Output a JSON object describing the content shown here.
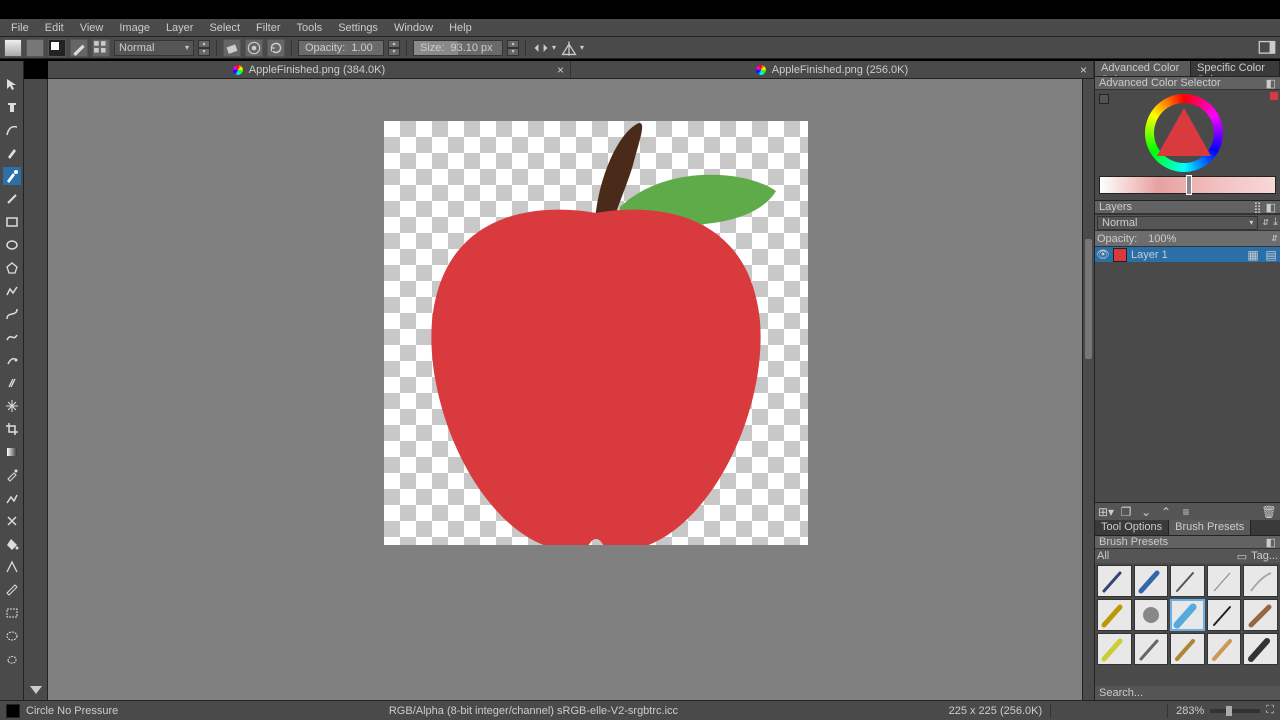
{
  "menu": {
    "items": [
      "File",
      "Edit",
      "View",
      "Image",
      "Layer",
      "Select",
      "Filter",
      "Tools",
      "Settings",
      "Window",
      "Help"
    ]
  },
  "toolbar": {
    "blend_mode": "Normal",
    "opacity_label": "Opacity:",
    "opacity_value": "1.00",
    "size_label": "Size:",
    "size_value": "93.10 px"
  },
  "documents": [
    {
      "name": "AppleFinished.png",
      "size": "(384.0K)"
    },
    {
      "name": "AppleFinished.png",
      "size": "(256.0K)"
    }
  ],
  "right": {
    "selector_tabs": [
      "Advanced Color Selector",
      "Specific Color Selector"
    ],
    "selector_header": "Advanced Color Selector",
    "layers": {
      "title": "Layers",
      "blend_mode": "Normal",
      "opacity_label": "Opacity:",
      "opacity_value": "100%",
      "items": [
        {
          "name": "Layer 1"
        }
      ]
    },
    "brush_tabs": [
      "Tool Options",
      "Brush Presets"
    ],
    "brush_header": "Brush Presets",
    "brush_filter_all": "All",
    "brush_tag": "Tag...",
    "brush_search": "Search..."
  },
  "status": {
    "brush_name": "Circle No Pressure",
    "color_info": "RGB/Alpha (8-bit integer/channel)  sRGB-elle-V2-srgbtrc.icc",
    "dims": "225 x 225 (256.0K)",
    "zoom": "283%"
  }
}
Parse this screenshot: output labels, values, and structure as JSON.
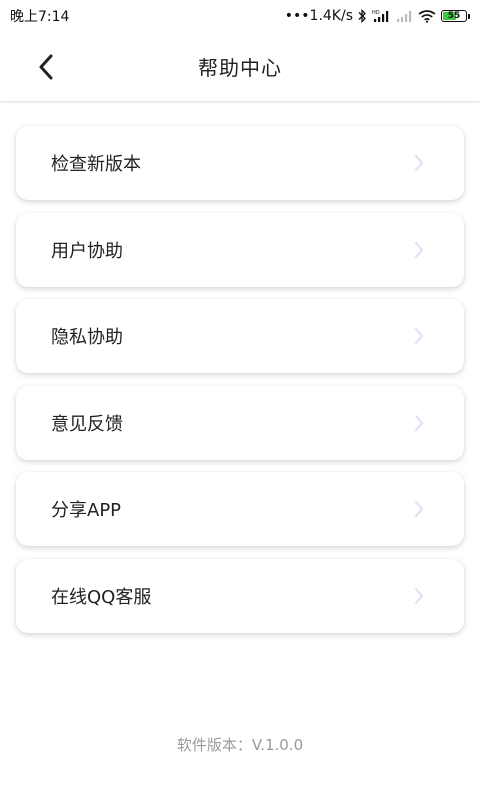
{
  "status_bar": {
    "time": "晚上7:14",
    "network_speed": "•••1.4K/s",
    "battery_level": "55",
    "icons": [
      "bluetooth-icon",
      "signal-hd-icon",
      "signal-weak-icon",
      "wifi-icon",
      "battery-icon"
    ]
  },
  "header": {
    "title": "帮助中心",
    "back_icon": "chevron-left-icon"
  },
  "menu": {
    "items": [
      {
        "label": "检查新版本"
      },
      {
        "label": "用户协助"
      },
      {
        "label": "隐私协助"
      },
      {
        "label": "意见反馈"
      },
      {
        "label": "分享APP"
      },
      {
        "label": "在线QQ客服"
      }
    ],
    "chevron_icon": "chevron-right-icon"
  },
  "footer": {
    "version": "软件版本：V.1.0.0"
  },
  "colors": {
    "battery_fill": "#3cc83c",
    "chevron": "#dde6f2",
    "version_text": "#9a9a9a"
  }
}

- [PROBLEM REQUIREMENTS]:
What you return should match the records above word for word, minus the pictures.

- [SOLUTION TO THE EXERCISE]:
Output a JSON object describing the content shown here.
{
  "menu": {
    "items": [
      "File",
      "Edit",
      "View",
      "Image",
      "Layer",
      "Select",
      "Filter",
      "Tools",
      "Settings",
      "Window",
      "Help"
    ]
  },
  "toolbar": {
    "blend_mode": "Normal",
    "opacity_label": "Opacity:",
    "opacity_value": "1.00",
    "size_label": "Size:",
    "size_value": "93.10 px"
  },
  "documents": [
    {
      "name": "AppleFinished.png",
      "size": "(384.0K)"
    },
    {
      "name": "AppleFinished.png",
      "size": "(256.0K)"
    }
  ],
  "right": {
    "selector_tabs": [
      "Advanced Color Selector",
      "Specific Color Selector"
    ],
    "selector_header": "Advanced Color Selector",
    "layers": {
      "title": "Layers",
      "blend_mode": "Normal",
      "opacity_label": "Opacity:",
      "opacity_value": "100%",
      "items": [
        {
          "name": "Layer 1"
        }
      ]
    },
    "brush_tabs": [
      "Tool Options",
      "Brush Presets"
    ],
    "brush_header": "Brush Presets",
    "brush_filter_all": "All",
    "brush_tag": "Tag...",
    "brush_search": "Search..."
  },
  "status": {
    "brush_name": "Circle No Pressure",
    "color_info": "RGB/Alpha (8-bit integer/channel)  sRGB-elle-V2-srgbtrc.icc",
    "dims": "225 x 225 (256.0K)",
    "zoom": "283%"
  }
}
Parse this screenshot: output labels, values, and structure as JSON.
{
  "status_bar": {
    "time": "晚上7:14",
    "network_speed": "•••1.4K/s",
    "battery_level": "55",
    "icons": [
      "bluetooth-icon",
      "signal-hd-icon",
      "signal-weak-icon",
      "wifi-icon",
      "battery-icon"
    ]
  },
  "header": {
    "title": "帮助中心",
    "back_icon": "chevron-left-icon"
  },
  "menu": {
    "items": [
      {
        "label": "检查新版本"
      },
      {
        "label": "用户协助"
      },
      {
        "label": "隐私协助"
      },
      {
        "label": "意见反馈"
      },
      {
        "label": "分享APP"
      },
      {
        "label": "在线QQ客服"
      }
    ],
    "chevron_icon": "chevron-right-icon"
  },
  "footer": {
    "version": "软件版本：V.1.0.0"
  },
  "colors": {
    "battery_fill": "#3cc83c",
    "chevron": "#dde6f2",
    "version_text": "#9a9a9a"
  }
}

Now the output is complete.